Challenge
Where a line of the material contains the string "this", copy that line.
>> BEGIN Task data
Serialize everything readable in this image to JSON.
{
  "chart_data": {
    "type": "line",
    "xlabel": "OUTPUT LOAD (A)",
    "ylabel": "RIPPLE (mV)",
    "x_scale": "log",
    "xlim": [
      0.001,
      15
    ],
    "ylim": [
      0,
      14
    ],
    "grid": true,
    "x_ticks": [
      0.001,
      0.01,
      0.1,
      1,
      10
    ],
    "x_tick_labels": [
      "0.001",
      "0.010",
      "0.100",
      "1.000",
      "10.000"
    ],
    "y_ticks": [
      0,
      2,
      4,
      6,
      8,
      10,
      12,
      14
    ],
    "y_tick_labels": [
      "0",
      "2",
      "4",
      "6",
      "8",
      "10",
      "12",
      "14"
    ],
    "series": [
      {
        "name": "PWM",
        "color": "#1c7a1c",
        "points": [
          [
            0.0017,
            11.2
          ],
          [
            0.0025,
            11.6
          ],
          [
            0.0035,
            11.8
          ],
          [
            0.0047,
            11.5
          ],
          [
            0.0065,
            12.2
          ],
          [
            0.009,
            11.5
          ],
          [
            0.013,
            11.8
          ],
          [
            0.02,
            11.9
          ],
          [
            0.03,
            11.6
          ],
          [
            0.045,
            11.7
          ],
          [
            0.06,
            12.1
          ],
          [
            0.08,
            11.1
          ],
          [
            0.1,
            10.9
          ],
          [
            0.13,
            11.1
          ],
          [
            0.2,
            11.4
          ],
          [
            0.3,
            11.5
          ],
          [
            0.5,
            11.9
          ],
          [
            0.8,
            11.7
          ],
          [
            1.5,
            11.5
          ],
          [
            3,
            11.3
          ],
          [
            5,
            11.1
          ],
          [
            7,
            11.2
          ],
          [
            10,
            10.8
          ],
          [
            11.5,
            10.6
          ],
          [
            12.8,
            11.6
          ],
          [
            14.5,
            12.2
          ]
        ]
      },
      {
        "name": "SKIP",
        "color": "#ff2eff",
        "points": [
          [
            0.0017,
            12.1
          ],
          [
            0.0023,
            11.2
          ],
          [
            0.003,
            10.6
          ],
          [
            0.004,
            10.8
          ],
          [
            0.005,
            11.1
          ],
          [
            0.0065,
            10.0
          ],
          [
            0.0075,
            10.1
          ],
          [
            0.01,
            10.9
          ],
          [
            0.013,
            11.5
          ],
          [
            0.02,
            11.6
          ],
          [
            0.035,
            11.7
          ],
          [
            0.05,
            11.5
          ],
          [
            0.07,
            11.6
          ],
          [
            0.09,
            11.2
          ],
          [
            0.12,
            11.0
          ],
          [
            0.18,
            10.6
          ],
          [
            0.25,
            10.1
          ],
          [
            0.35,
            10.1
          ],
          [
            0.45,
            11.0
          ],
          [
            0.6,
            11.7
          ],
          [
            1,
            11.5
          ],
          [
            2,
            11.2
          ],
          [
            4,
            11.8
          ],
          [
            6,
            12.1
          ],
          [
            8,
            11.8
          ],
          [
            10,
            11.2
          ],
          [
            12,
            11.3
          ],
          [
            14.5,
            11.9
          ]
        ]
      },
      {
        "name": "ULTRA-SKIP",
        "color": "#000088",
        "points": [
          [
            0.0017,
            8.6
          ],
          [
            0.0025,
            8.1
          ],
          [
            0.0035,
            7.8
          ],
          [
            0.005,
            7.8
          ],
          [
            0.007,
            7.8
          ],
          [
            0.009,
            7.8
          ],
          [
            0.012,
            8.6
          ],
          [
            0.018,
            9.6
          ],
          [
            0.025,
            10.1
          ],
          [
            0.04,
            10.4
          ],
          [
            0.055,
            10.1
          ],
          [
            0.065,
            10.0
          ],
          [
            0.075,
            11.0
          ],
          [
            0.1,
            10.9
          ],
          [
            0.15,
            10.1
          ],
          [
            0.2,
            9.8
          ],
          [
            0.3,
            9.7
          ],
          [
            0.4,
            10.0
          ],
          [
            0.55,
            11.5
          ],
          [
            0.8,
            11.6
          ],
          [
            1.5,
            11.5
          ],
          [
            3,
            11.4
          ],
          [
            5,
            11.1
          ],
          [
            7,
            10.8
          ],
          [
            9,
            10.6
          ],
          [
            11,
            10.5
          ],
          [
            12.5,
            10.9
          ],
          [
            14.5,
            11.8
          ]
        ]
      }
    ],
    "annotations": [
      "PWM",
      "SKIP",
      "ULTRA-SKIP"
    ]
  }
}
>> END Task data
>> BEGIN Task data
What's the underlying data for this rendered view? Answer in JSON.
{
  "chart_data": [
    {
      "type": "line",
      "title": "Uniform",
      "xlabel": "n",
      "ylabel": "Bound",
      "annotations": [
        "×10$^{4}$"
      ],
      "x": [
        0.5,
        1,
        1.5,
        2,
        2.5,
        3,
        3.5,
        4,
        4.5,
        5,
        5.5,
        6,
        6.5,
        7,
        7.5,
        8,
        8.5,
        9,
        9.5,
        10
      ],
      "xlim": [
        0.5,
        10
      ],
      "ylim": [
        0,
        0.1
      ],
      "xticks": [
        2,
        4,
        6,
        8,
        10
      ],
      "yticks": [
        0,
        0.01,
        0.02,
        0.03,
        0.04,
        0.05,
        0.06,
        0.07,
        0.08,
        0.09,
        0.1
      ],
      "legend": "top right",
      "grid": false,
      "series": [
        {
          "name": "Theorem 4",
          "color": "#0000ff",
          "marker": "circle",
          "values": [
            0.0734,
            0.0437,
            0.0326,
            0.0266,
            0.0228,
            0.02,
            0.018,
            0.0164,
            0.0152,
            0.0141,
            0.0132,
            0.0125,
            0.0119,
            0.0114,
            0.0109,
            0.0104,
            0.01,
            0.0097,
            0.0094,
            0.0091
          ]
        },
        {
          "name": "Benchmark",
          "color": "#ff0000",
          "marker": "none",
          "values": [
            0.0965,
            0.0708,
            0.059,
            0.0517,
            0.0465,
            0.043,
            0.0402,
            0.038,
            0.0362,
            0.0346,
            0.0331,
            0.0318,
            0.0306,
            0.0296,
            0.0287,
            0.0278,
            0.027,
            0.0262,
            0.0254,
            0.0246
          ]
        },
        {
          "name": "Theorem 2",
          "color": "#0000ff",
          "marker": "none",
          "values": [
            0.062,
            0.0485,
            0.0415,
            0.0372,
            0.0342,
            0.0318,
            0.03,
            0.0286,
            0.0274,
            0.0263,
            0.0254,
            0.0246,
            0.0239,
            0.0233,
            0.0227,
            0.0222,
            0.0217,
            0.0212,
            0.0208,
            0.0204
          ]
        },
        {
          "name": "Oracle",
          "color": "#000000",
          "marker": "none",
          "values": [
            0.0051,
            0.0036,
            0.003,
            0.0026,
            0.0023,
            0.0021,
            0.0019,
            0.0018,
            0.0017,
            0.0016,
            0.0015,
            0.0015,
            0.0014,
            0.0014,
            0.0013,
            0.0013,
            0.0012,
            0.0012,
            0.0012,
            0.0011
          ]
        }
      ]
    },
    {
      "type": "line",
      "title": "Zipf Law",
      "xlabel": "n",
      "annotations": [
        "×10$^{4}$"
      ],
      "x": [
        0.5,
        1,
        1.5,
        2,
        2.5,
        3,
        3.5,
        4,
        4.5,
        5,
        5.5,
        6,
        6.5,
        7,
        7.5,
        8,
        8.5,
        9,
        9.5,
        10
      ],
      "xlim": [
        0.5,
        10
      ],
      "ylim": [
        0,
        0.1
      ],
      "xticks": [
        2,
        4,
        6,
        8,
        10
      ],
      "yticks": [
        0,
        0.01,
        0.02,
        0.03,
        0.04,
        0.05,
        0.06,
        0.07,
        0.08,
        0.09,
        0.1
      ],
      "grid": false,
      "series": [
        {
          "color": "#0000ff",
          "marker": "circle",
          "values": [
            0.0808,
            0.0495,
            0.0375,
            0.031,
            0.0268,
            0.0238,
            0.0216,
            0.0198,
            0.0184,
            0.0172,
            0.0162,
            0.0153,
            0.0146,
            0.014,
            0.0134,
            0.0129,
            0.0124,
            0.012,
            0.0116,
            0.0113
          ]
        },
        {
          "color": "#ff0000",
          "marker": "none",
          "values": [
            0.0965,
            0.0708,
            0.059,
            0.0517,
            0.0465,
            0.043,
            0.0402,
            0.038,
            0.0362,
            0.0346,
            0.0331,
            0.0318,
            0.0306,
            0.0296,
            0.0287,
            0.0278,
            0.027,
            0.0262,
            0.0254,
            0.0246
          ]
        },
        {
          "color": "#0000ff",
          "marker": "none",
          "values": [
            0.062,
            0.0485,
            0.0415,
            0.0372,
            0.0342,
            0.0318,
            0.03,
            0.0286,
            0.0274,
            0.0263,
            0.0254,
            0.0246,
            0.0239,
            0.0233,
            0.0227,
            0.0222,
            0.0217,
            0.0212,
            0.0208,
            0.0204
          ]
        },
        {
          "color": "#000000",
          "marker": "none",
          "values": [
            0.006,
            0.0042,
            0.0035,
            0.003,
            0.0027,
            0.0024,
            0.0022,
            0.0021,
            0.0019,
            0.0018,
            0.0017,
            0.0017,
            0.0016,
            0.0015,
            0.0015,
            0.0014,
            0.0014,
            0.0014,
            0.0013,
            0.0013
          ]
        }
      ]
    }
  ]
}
>> END Task data
Correct response
Serialize everything readable in this image to JSON.
What's the underlying data for this rendered view? Answer in JSON.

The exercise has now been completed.